Details van opgave →
Geef alle rijen hieronder weer als een JSON-lijst van strings, met één string per rij. Laat lege rijen weg.

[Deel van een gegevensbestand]

# # #

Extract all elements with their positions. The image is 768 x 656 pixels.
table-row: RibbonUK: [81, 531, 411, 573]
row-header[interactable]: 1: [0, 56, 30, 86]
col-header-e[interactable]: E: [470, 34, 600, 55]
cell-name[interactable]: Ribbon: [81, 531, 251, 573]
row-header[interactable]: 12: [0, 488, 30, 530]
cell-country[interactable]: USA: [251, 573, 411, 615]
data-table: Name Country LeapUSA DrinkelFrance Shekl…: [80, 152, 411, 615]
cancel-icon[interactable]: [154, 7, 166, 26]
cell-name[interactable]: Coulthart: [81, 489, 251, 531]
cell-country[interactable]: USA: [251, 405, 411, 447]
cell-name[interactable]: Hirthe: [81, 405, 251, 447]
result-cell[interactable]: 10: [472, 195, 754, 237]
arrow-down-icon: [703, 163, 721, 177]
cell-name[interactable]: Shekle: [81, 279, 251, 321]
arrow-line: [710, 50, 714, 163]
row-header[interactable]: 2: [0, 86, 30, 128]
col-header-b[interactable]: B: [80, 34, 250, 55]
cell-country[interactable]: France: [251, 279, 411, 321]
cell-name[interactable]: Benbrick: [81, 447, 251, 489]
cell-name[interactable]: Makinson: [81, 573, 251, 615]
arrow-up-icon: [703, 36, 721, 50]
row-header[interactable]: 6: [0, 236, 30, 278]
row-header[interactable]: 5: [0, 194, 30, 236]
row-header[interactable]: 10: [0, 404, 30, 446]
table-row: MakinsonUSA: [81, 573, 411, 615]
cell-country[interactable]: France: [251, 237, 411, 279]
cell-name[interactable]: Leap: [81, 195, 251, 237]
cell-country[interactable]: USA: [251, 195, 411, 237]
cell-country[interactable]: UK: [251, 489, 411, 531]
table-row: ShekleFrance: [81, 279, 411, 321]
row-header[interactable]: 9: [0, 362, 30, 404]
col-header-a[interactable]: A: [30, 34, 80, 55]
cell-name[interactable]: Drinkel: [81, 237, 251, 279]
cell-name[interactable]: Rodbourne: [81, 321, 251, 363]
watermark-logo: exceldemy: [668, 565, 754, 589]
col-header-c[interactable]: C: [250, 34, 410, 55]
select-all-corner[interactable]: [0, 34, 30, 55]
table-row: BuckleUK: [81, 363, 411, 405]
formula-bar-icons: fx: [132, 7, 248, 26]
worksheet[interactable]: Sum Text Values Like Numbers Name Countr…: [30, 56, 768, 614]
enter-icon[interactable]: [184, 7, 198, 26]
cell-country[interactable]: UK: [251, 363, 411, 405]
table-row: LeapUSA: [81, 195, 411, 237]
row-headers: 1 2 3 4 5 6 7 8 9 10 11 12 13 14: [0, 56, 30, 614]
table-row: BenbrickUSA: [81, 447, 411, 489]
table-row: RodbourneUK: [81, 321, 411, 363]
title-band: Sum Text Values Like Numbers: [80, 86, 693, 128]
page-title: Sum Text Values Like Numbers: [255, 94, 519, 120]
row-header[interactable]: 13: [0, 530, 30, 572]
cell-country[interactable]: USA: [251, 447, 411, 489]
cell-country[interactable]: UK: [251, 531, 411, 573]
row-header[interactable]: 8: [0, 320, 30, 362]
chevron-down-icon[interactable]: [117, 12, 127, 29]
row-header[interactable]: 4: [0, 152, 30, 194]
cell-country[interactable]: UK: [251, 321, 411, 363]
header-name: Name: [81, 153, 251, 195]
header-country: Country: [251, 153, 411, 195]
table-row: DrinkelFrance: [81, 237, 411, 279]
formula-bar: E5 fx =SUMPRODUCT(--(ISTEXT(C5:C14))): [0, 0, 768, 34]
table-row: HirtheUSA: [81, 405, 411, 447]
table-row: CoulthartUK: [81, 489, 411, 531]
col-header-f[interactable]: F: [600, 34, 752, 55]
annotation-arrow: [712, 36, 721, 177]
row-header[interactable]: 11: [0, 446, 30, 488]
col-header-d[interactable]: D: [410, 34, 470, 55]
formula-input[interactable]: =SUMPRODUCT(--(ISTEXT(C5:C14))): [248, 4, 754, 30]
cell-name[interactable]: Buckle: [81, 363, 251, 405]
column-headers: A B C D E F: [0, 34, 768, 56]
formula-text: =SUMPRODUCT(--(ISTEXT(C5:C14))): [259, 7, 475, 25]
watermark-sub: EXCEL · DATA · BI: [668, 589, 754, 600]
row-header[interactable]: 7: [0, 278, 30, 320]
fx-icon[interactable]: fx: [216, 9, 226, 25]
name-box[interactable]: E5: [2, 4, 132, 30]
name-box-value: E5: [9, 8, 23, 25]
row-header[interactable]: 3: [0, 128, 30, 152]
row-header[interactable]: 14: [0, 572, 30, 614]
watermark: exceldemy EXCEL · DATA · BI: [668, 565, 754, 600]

# # #

Uitgewerkte opgave →
[
  "Extract all elements with their positions. The image is 768 x 656 pixels.",
  "table-row: RibbonUK: [81, 531, 411, 573]",
  "row-header[interactable]: 1: [0, 56, 30, 86]",
  "col-header-e[interactable]: E: [470, 34, 600, 55]",
  "cell-name[interactable]: Ribbon: [81, 531, 251, 573]",
  "row-header[interactable]: 12: [0, 488, 30, 530]",
  "cell-country[interactable]: USA: [251, 573, 411, 615]",
  "data-table: Name Country LeapUSA DrinkelFrance Shekl…: [80, 152, 411, 615]",
  "cancel-icon[interactable]: [154, 7, 166, 26]",
  "cell-name[interactable]: Coulthart: [81, 489, 251, 531]",
  "cell-country[interactable]: USA: [251, 405, 411, 447]",
  "cell-name[interactable]: Hirthe: [81, 405, 251, 447]",
  "result-cell[interactable]: 10: [472, 195, 754, 237]",
  "arrow-down-icon: [703, 163, 721, 177]",
  "cell-name[interactable]: Shekle: [81, 279, 251, 321]",
  "arrow-line: [710, 50, 714, 163]",
  "row-header[interactable]: 2: [0, 86, 30, 128]",
  "col-header-b[interactable]: B: [80, 34, 250, 55]",
  "cell-country[interactable]: France: [251, 279, 411, 321]",
  "cell-name[interactable]: Benbrick: [81, 447, 251, 489]",
  "cell-name[interactable]: Makinson: [81, 573, 251, 615]",
  "arrow-up-icon: [703, 36, 721, 50]",
  "row-header[interactable]: 6: [0, 236, 30, 278]",
  "row-header[interactable]: 5: [0, 194, 30, 236]",
  "row-header[interactable]: 10: [0, 404, 30, 446]",
  "table-row: MakinsonUSA: [81, 573, 411, 615]",
  "cell-country[interactable]: France: [251, 237, 411, 279]",
  "cell-name[interactable]: Leap: [81, 195, 251, 237]",
  "cell-country[interactable]: USA: [251, 195, 411, 237]",
  "cell-country[interactable]: UK: [251, 489, 411, 531]",
  "table-row: ShekleFrance: [81, 279, 411, 321]",
  "row-header[interactable]: 9: [0, 362, 30, 404]",
  "col-header-a[interactable]: A: [30, 34, 80, 55]",
  "cell-name[interactable]: Drinkel: [81, 237, 251, 279]",
  "cell-name[interactable]: Rodbourne: [81, 321, 251, 363]",
  "watermark-logo: exceldemy: [668, 565, 754, 589]",
  "col-header-c[interactable]: C: [250, 34, 410, 55]",
  "select-all-corner[interactable]: [0, 34, 30, 55]",
  "table-row: BuckleUK: [81, 363, 411, 405]",
  "formula-bar-icons: fx: [132, 7, 248, 26]",
  "worksheet[interactable]: Sum Text Values Like Numbers Name Countr…: [30, 56, 768, 614]",
  "enter-icon[interactable]: [184, 7, 198, 26]",
  "cell-country[interactable]: UK: [251, 363, 411, 405]",
  "table-row: LeapUSA: [81, 195, 411, 237]",
  "row-headers: 1 2 3 4 5 6 7 8 9 10 11 12 13 14: [0, 56, 30, 614]",
  "table-row: BenbrickUSA: [81, 447, 411, 489]",
  "table-row: RodbourneUK: [81, 321, 411, 363]",
  "title-band: Sum Text Values Like Numbers: [80, 86, 693, 128]",
  "page-title: Sum Text Values Like Numbers: [255, 94, 519, 120]",
  "row-header[interactable]: 13: [0, 530, 30, 572]",
  "cell-country[interactable]: USA: [251, 447, 411, 489]",
  "cell-country[interactable]: UK: [251, 531, 411, 573]",
  "row-header[interactable]: 8: [0, 320, 30, 362]",
  "chevron-down-icon[interactable]: [117, 12, 127, 29]",
  "row-header[interactable]: 4: [0, 152, 30, 194]",
  "cell-country[interactable]: UK: [251, 321, 411, 363]",
  "header-name: Name: [81, 153, 251, 195]",
  "header-country: Country: [251, 153, 411, 195]",
  "table-row: DrinkelFrance: [81, 237, 411, 279]",
  "formula-bar: E5 fx =SUMPRODUCT(--(ISTEXT(C5:C14))): [0, 0, 768, 34]",
  "table-row: HirtheUSA: [81, 405, 411, 447]",
  "table-row: CoulthartUK: [81, 489, 411, 531]",
  "col-header-f[interactable]: F: [600, 34, 752, 55]",
  "annotation-arrow: [712, 36, 721, 177]",
  "row-header[interactable]: 11: [0, 446, 30, 488]",
  "col-header-d[interactable]: D: [410, 34, 470, 55]",
  "formula-input[interactable]: =SUMPRODUCT(--(ISTEXT(C5:C14))): [248, 4, 754, 30]",
  "cell-name[interactable]: Buckle: [81, 363, 251, 405]",
  "column-headers: A B C D E F: [0, 34, 768, 56]",
  "formula-text: =SUMPRODUCT(--(ISTEXT(C5:C14))): [259, 7, 475, 25]",
  "watermark-sub: EXCEL · DATA · BI: [668, 589, 754, 600]",
  "row-header[interactable]: 7: [0, 278, 30, 320]",
  "fx-icon[interactable]: fx: [216, 9, 226, 25]",
  "name-box[interactable]: E5: [2, 4, 132, 30]",
  "name-box-value: E5: [9, 8, 23, 25]",
  "row-header[interactable]: 3: [0, 128, 30, 152]",
  "row-header[interactable]: 14: [0, 572, 30, 614]",
  "watermark: exceldemy EXCEL · DATA · BI: [668, 565, 754, 600]"
]